## BRIEF
Write out the listing below again, precisely as it is given.

= = = = =

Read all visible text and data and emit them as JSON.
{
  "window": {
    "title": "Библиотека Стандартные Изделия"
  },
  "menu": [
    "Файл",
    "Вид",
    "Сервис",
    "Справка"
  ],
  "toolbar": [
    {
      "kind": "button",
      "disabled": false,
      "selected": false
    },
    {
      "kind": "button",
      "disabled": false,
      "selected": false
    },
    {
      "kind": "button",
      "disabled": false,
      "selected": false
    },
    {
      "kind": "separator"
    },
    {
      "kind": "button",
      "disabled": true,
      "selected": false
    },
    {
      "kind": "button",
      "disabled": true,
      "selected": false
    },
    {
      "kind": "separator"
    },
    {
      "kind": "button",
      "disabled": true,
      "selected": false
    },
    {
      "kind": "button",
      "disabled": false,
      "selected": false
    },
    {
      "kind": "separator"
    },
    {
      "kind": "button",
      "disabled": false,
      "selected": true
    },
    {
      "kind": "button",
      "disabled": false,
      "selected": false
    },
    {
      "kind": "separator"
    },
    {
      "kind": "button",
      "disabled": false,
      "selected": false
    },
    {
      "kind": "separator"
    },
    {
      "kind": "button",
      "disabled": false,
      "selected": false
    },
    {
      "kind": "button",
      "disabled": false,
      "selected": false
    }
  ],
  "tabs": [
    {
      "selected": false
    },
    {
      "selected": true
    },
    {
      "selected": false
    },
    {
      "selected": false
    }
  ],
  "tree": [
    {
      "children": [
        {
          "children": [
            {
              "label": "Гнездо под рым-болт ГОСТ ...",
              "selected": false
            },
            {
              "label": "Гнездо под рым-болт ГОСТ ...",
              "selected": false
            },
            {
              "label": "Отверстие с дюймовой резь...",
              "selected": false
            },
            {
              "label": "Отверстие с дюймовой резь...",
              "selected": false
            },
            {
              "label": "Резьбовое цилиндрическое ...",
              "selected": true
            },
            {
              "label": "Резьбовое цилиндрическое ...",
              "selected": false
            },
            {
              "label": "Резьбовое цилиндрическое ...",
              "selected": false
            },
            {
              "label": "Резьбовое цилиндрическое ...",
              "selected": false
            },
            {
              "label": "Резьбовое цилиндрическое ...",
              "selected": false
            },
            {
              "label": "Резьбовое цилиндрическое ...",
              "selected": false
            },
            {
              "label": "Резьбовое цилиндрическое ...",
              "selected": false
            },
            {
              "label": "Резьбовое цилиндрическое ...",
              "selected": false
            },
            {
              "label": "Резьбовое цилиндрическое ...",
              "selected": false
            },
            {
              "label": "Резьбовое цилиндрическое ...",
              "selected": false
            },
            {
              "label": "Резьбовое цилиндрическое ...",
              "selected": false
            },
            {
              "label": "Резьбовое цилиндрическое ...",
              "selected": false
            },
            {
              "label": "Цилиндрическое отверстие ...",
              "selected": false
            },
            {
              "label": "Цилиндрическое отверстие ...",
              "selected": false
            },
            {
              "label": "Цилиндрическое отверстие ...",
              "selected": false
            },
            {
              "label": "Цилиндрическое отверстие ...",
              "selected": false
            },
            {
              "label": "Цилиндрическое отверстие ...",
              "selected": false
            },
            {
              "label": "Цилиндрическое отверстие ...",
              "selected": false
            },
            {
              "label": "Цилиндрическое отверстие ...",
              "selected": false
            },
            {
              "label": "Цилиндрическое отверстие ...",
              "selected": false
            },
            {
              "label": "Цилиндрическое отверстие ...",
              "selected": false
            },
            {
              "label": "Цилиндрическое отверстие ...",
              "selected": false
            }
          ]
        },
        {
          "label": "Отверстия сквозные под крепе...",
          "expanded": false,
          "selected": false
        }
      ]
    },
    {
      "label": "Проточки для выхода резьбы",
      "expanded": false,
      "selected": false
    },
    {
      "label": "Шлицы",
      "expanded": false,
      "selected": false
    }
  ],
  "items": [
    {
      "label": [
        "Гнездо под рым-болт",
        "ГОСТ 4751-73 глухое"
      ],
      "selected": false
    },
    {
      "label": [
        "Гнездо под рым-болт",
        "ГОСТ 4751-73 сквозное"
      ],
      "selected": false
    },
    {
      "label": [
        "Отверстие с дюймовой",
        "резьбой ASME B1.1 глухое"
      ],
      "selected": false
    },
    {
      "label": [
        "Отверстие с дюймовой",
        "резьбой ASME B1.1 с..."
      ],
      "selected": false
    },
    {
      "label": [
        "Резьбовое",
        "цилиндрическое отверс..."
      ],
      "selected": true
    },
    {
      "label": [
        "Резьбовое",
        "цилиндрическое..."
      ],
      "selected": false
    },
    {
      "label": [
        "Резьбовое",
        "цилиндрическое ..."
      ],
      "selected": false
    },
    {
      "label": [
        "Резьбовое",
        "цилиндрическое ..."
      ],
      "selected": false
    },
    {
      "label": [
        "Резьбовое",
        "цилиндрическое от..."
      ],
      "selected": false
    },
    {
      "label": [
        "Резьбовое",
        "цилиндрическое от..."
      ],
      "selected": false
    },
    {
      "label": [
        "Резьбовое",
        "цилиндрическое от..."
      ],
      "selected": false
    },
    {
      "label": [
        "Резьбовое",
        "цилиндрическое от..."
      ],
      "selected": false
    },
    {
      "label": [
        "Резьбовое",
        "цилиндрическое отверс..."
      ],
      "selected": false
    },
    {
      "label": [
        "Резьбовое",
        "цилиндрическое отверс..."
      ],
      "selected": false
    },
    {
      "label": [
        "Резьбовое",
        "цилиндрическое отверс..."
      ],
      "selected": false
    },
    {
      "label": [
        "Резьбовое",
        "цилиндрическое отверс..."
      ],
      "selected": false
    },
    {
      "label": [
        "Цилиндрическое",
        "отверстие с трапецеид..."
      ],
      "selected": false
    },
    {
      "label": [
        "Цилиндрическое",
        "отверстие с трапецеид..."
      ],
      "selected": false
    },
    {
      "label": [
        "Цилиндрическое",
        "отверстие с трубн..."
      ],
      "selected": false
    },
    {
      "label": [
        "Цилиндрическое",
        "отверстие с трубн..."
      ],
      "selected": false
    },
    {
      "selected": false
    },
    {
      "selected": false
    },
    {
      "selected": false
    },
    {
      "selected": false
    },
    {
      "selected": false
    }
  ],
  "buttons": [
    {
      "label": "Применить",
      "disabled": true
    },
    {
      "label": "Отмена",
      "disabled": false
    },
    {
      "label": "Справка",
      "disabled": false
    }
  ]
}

= = = = =

## WORKED SOLUTION
Read all visible text and data and emit them as JSON.
{
  "window": {
    "title": "Библиотека Стандартные Изделия"
  },
  "menu": [
    "Файл",
    "Вид",
    "Сервис",
    "Справка"
  ],
  "toolbar": [
    {
      "kind": "button",
      "disabled": false,
      "selected": false
    },
    {
      "kind": "button",
      "disabled": false,
      "selected": false
    },
    {
      "kind": "button",
      "disabled": false,
      "selected": false
    },
    {
      "kind": "separator"
    },
    {
      "kind": "button",
      "disabled": true,
      "selected": false
    },
    {
      "kind": "button",
      "disabled": true,
      "selected": false
    },
    {
      "kind": "separator"
    },
    {
      "kind": "button",
      "disabled": true,
      "selected": false
    },
    {
      "kind": "button",
      "disabled": false,
      "selected": false
    },
    {
      "kind": "separator"
    },
    {
      "kind": "button",
      "disabled": false,
      "selected": true
    },
    {
      "kind": "button",
      "disabled": false,
      "selected": false
    },
    {
      "kind": "separator"
    },
    {
      "kind": "button",
      "disabled": false,
      "selected": false
    },
    {
      "kind": "separator"
    },
    {
      "kind": "button",
      "disabled": false,
      "selected": false
    },
    {
      "kind": "button",
      "disabled": false,
      "selected": false
    }
  ],
  "tabs": [
    {
      "selected": false
    },
    {
      "selected": true
    },
    {
      "selected": false
    },
    {
      "selected": false
    }
  ],
  "tree": [
    {
      "children": [
        {
          "children": [
            {
              "label": "Гнездо под рым-болт ГОСТ ...",
              "selected": false
            },
            {
              "label": "Гнездо под рым-болт ГОСТ ...",
              "selected": false
            },
            {
              "label": "Отверстие с дюймовой резь...",
              "selected": false
            },
            {
              "label": "Отверстие с дюймовой резь...",
              "selected": false
            },
            {
              "label": "Резьбовое цилиндрическое ...",
              "selected": true
            },
            {
              "label": "Резьбовое цилиндрическое ...",
              "selected": false
            },
            {
              "label": "Резьбовое цилиндрическое ...",
              "selected": false
            },
            {
              "label": "Резьбовое цилиндрическое ...",
              "selected": false
            },
            {
              "label": "Резьбовое цилиндрическое ...",
              "selected": false
            },
            {
              "label": "Резьбовое цилиндрическое ...",
              "selected": false
            },
            {
              "label": "Резьбовое цилиндрическое ...",
              "selected": false
            },
            {
              "label": "Резьбовое цилиндрическое ...",
              "selected": false
            },
            {
              "label": "Резьбовое цилиндрическое ...",
              "selected": false
            },
            {
              "label": "Резьбовое цилиндрическое ...",
              "selected": false
            },
            {
              "label": "Резьбовое цилиндрическое ...",
              "selected": false
            },
            {
              "label": "Резьбовое цилиндрическое ...",
              "selected": false
            },
            {
              "label": "Цилиндрическое отверстие ...",
              "selected": false
            },
            {
              "label": "Цилиндрическое отверстие ...",
              "selected": false
            },
            {
              "label": "Цилиндрическое отверстие ...",
              "selected": false
            },
            {
              "label": "Цилиндрическое отверстие ...",
              "selected": false
            },
            {
              "label": "Цилиндрическое отверстие ...",
              "selected": false
            },
            {
              "label": "Цилиндрическое отверстие ...",
              "selected": false
            },
            {
              "label": "Цилиндрическое отверстие ...",
              "selected": false
            },
            {
              "label": "Цилиндрическое отверстие ...",
              "selected": false
            },
            {
              "label": "Цилиндрическое отверстие ...",
              "selected": false
            },
            {
              "label": "Цилиндрическое отверстие ...",
              "selected": false
            }
          ]
        },
        {
          "label": "Отверстия сквозные под крепе...",
          "expanded": false,
          "selected": false
        }
      ]
    },
    {
      "label": "Проточки для выхода резьбы",
      "expanded": false,
      "selected": false
    },
    {
      "label": "Шлицы",
      "expanded": false,
      "selected": false
    }
  ],
  "items": [
    {
      "label": [
        "Гнездо под рым-болт",
        "ГОСТ 4751-73 глухое"
      ],
      "selected": false
    },
    {
      "label": [
        "Гнездо под рым-болт",
        "ГОСТ 4751-73 сквозное"
      ],
      "selected": false
    },
    {
      "label": [
        "Отверстие с дюймовой",
        "резьбой ASME B1.1 глухое"
      ],
      "selected": false
    },
    {
      "label": [
        "Отверстие с дюймовой",
        "резьбой ASME B1.1 с..."
      ],
      "selected": false
    },
    {
      "label": [
        "Резьбовое",
        "цилиндрическое отверс..."
      ],
      "selected": true
    },
    {
      "label": [
        "Резьбовое",
        "цилиндрическое..."
      ],
      "selected": false
    },
    {
      "label": [
        "Резьбовое",
        "цилиндрическое ..."
      ],
      "selected": false
    },
    {
      "label": [
        "Резьбовое",
        "цилиндрическое ..."
      ],
      "selected": false
    },
    {
      "label": [
        "Резьбовое",
        "цилиндрическое от..."
      ],
      "selected": false
    },
    {
      "label": [
        "Резьбовое",
        "цилиндрическое от..."
      ],
      "selected": false
    },
    {
      "label": [
        "Резьбовое",
        "цилиндрическое от..."
      ],
      "selected": false
    },
    {
      "label": [
        "Резьбовое",
        "цилиндрическое от..."
      ],
      "selected": false
    },
    {
      "label": [
        "Резьбовое",
        "цилиндрическое отверс..."
      ],
      "selected": false
    },
    {
      "label": [
        "Резьбовое",
        "цилиндрическое отверс..."
      ],
      "selected": false
    },
    {
      "label": [
        "Резьбовое",
        "цилиндрическое отверс..."
      ],
      "selected": false
    },
    {
      "label": [
        "Резьбовое",
        "цилиндрическое отверс..."
      ],
      "selected": false
    },
    {
      "label": [
        "Цилиндрическое",
        "отверстие с трапецеид..."
      ],
      "selected": false
    },
    {
      "label": [
        "Цилиндрическое",
        "отверстие с трапецеид..."
      ],
      "selected": false
    },
    {
      "label": [
        "Цилиндрическое",
        "отверстие с трубн..."
      ],
      "selected": false
    },
    {
      "label": [
        "Цилиндрическое",
        "отверстие с трубн..."
      ],
      "selected": false
    },
    {
      "selected": false
    },
    {
      "selected": false
    },
    {
      "selected": false
    },
    {
      "selected": false
    },
    {
      "selected": false
    }
  ],
  "buttons": [
    {
      "label": "Применить",
      "disabled": true
    },
    {
      "label": "Отмена",
      "disabled": false
    },
    {
      "label": "Справка",
      "disabled": false
    }
  ]
}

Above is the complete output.